**TRECHO DO TEXTO:**
Sendo área comum, é vedada sua alienação a
estranhos. Além disso, devido à indeterminação sobre qual é a vaga alienada, o
alheamento se estenderia a toda a superfície da garagem — e o sistema
brasileiro não admite o direito de superfície.
Também não cabe o usucapião da garagem comum
por um dos condôminos, por força da vedação à utilização exclusiva da área
comum por um condômino (art. 3º, in fine). Todavia, cremos que nada impede o
usucapião por estranhos, transformando esta garagem em propriedade exclusiva
independente do edifício em condomínio.
Em alguns edifícios, a área dos pilotis (pilares de sustentação da base
do edifício) é definida como sendo comum. Mas é lícito que, pela Convenção ou
pela anuência de todos os condôminos, seja destinada para garagem de alguns
deles. Pode-se convencionar que os beneficiados paguem aluguel ao condomínio.

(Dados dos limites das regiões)

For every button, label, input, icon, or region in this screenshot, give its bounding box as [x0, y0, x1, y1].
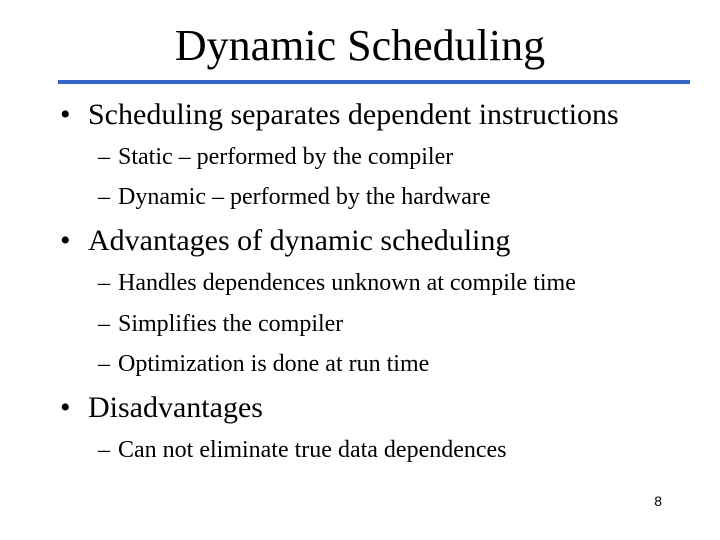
slide-title: Dynamic Scheduling — [174, 21, 546, 70]
bullet-text: Scheduling separates dependent instructions — [88, 98, 619, 131]
dash-icon: – — [98, 437, 110, 463]
subitem-handles — [98, 268, 576, 298]
bullet-icon: • — [60, 224, 71, 257]
bullet-icon: • — [60, 391, 71, 424]
subitem-text: Static – performed by the compiler — [118, 144, 454, 170]
dash-icon: – — [98, 270, 110, 296]
subitem-text: Handles dependences unknown at compile time — [118, 270, 576, 296]
bullet-scheduling — [60, 97, 619, 133]
dash-icon: – — [98, 144, 110, 170]
subitem-text: Optimization is done at run time — [118, 351, 430, 377]
subitem-dynamic — [98, 182, 491, 212]
subitem-simplifies — [98, 309, 343, 339]
subitem-text: Can not eliminate true data dependences — [118, 437, 507, 463]
bullet-advantages — [60, 223, 510, 259]
subitem-cannot-eliminate — [98, 435, 507, 465]
bullet-icon: • — [60, 98, 71, 131]
subitem-optimization — [98, 349, 429, 379]
dash-icon: – — [98, 184, 110, 210]
subitem-static — [98, 142, 453, 172]
subitem-text: Simplifies the compiler — [118, 311, 344, 337]
dash-icon: – — [98, 351, 110, 377]
page-number: 8 — [654, 493, 662, 509]
subitem-text: Dynamic – performed by the hardware — [118, 184, 491, 210]
title-underline — [58, 80, 690, 84]
bullet-disadvantages — [60, 390, 263, 426]
bullet-text: Disadvantages — [88, 391, 263, 424]
dash-icon: – — [98, 311, 110, 337]
bullet-text: Advantages of dynamic scheduling — [88, 224, 511, 257]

**DESAFIO 1:** De acordo com o trecho sobre garagens em condomínio, o que são os pilotis?
**DESAFIO 2:** Transcreva do trecho sobre garagens em condomínio a passagem entre "Sendo área comum, é" e "edifício em condomínio.", inclusive.

**SOLUÇÃO DO EXERCÍCIO 1:** São os pilares de sustentação da base do edifício.

**SOLUÇÃO DO EXERCÍCIO 2:**
Sendo área comum, é vedada sua alienação a
estranhos. Além disso, devido à indeterminação sobre qual é a vaga alienada, o
alheamento se estenderia a toda a superfície da garagem — e o sistema
brasileiro não admite o direito de superfície.
Também não cabe o usucapião da garagem comum
por um dos condôminos, por força da vedação à utilização exclusiva da área
comum por um condômino (art. 3º, in fine). Todavia, cremos que nada impede o
usucapião por estranhos, transformando esta garagem em propriedade exclusiva
independente do edifício em condomínio.